— Begin Records for the task —
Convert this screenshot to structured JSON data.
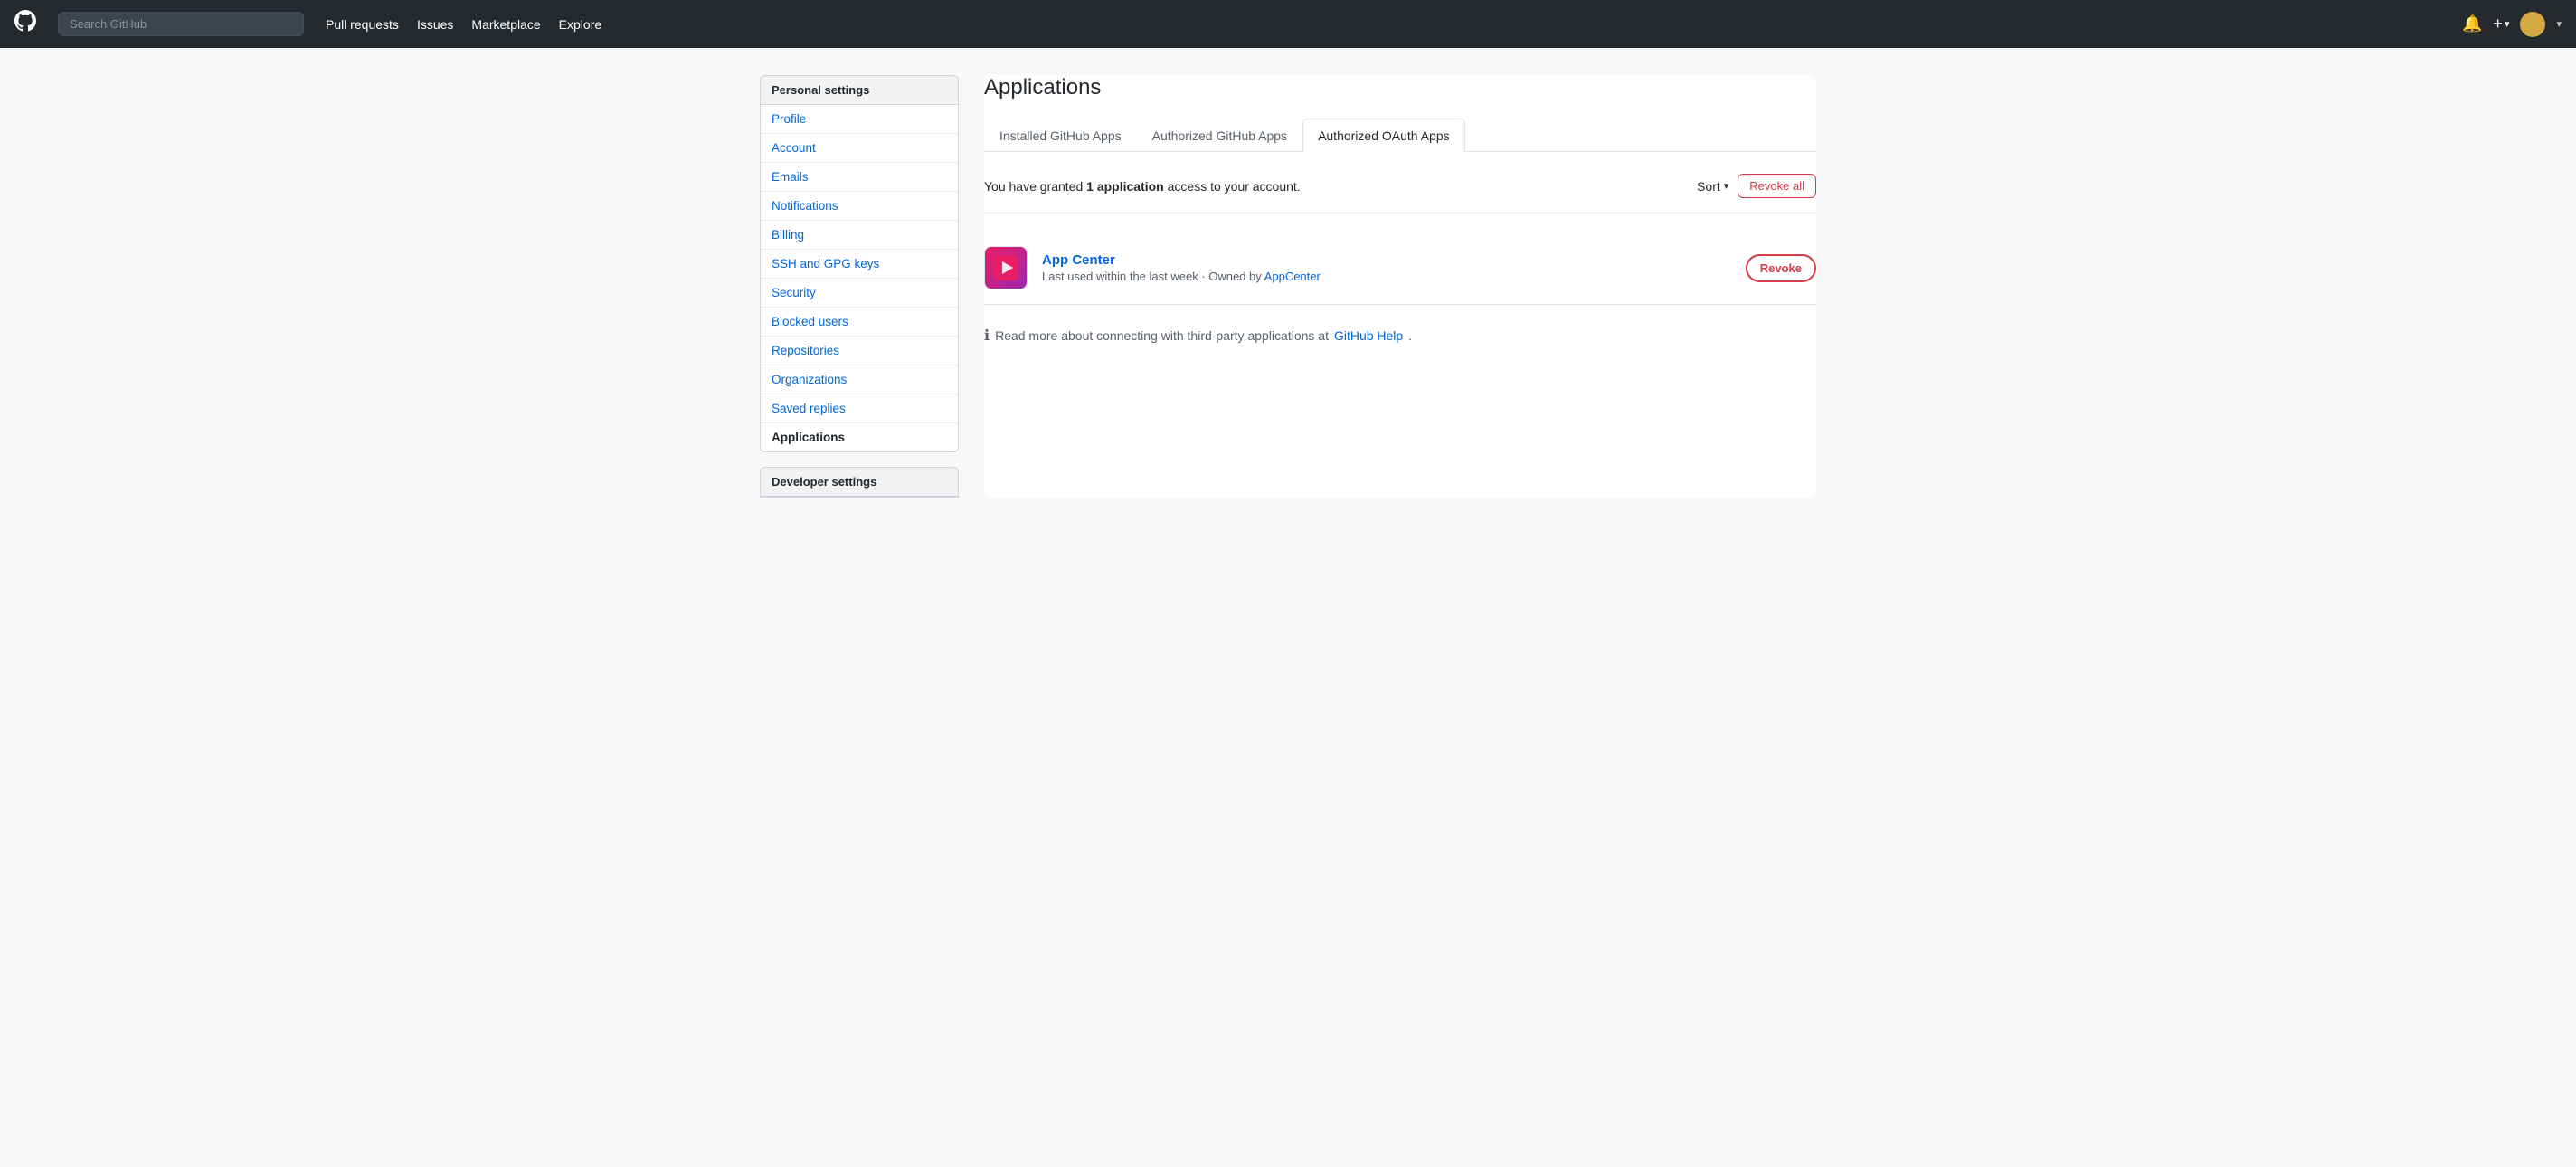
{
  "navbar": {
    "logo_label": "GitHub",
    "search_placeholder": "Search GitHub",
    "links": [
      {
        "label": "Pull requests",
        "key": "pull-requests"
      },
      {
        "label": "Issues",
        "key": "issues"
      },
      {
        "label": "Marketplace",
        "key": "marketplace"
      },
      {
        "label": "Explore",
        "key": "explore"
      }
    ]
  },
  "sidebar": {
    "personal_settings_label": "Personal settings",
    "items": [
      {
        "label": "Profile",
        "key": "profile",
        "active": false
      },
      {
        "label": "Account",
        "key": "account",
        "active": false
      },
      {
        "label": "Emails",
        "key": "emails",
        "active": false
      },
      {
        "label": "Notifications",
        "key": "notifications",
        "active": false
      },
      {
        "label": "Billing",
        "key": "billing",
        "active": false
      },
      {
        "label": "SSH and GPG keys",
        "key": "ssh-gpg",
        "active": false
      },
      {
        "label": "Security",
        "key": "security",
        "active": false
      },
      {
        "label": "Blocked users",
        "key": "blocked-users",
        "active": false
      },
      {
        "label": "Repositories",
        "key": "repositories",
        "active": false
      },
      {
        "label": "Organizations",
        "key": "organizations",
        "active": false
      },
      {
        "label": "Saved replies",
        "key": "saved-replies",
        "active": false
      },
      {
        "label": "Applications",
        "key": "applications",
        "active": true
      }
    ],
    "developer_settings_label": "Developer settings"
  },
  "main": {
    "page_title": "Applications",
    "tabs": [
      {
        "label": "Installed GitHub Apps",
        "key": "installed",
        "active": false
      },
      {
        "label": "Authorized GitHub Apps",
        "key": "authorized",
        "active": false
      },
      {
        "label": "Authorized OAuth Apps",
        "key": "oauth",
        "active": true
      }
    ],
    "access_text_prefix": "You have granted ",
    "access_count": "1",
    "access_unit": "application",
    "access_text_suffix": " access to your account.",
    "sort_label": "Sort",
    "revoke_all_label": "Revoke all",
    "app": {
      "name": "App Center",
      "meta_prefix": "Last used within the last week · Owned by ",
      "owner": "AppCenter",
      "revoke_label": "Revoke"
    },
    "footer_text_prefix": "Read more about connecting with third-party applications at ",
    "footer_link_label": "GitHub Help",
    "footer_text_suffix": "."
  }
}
— End Records for the task —
— Begin Records for the task —
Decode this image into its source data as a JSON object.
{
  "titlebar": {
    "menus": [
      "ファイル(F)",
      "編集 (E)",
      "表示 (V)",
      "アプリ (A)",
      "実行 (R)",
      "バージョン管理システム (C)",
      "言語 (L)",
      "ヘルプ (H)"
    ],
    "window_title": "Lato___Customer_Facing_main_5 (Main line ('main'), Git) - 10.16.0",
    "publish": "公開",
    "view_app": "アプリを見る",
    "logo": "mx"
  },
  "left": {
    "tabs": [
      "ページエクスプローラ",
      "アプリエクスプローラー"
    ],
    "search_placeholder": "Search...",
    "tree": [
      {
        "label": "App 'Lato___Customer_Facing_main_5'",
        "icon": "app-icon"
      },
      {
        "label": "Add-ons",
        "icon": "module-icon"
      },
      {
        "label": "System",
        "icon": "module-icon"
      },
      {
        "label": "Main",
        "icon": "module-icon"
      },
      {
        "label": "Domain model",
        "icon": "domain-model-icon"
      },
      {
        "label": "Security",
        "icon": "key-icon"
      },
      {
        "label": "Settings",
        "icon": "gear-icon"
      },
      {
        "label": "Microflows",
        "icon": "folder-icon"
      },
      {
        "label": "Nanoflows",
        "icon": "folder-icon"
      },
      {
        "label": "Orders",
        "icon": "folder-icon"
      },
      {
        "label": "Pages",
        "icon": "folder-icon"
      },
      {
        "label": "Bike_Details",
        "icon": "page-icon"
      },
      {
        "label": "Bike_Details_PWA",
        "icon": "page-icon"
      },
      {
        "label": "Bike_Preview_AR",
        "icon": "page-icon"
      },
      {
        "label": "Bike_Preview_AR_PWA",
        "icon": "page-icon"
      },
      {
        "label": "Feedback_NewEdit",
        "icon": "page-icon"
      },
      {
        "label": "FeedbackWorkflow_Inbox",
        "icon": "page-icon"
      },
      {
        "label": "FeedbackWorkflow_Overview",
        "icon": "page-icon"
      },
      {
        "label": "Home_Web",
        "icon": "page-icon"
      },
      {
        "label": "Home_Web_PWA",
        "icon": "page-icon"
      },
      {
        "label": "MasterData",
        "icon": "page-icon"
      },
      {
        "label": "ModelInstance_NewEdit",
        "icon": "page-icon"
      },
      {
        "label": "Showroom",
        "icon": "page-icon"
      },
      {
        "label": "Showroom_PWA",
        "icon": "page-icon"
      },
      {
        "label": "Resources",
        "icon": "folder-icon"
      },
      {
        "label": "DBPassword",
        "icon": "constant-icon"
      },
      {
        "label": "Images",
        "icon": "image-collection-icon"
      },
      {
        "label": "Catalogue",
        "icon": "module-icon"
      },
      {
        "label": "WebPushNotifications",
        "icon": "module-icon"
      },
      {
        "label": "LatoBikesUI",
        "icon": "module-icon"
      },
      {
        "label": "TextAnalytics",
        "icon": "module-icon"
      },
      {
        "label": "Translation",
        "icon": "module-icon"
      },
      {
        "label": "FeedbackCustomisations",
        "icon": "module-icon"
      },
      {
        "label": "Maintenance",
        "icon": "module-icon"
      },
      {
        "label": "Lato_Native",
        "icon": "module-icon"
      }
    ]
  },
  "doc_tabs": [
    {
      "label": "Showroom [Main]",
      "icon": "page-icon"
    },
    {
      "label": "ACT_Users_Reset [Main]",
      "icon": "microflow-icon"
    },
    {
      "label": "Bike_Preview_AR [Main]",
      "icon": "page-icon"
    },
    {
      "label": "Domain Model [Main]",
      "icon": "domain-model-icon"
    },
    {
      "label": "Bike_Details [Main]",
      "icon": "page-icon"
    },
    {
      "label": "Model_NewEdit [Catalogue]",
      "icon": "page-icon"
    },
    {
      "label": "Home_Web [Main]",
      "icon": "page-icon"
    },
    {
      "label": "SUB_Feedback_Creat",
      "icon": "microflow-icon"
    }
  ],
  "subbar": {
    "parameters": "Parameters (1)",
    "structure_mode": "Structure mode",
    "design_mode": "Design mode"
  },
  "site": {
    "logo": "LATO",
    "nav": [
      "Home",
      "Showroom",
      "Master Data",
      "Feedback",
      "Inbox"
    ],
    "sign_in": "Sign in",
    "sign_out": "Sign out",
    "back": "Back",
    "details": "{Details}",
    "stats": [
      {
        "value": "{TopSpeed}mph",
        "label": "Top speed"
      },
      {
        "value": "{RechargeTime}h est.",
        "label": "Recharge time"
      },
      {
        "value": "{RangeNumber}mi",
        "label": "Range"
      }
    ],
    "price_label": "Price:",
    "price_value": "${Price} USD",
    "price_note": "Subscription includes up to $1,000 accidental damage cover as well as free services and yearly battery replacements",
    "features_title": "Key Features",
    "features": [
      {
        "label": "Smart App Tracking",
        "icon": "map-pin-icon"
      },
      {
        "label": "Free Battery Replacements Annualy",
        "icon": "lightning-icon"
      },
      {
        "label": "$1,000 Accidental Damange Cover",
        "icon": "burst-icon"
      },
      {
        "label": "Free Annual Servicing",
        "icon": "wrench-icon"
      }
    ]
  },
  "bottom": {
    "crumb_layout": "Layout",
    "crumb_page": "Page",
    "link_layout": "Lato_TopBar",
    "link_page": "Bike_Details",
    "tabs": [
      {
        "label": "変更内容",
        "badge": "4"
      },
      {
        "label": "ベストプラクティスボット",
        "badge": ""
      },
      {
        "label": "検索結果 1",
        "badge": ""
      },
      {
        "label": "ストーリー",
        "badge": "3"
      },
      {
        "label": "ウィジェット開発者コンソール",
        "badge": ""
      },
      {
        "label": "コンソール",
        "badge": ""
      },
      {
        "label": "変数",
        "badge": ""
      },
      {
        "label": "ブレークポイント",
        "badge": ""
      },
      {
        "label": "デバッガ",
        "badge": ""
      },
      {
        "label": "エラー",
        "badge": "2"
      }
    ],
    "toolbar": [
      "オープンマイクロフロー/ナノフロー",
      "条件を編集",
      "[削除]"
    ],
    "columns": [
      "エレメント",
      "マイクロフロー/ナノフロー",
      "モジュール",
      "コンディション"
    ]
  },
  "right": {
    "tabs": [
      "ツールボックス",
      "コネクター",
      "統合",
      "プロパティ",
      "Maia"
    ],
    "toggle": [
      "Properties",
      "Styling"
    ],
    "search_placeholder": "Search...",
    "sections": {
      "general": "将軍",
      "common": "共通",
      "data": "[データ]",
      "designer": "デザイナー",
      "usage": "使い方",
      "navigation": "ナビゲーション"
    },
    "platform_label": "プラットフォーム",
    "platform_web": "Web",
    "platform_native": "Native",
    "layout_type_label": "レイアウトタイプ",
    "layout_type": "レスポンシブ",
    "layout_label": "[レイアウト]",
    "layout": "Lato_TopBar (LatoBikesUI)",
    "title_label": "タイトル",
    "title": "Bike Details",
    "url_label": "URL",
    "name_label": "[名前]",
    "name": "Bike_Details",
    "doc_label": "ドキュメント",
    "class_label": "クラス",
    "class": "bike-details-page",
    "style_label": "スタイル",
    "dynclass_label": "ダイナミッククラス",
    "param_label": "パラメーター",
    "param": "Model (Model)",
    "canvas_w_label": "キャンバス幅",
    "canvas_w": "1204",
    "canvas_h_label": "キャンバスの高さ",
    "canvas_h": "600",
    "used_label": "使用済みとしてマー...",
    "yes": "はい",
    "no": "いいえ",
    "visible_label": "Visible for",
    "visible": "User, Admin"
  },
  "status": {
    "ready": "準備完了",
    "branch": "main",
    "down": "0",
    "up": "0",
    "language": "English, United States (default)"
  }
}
— End Records for the task —
What to do
Select every line where the word "this" occurs.

Written answer
Convert this screenshot to structured JSON data.
Decode this image into its source data as a JSON object.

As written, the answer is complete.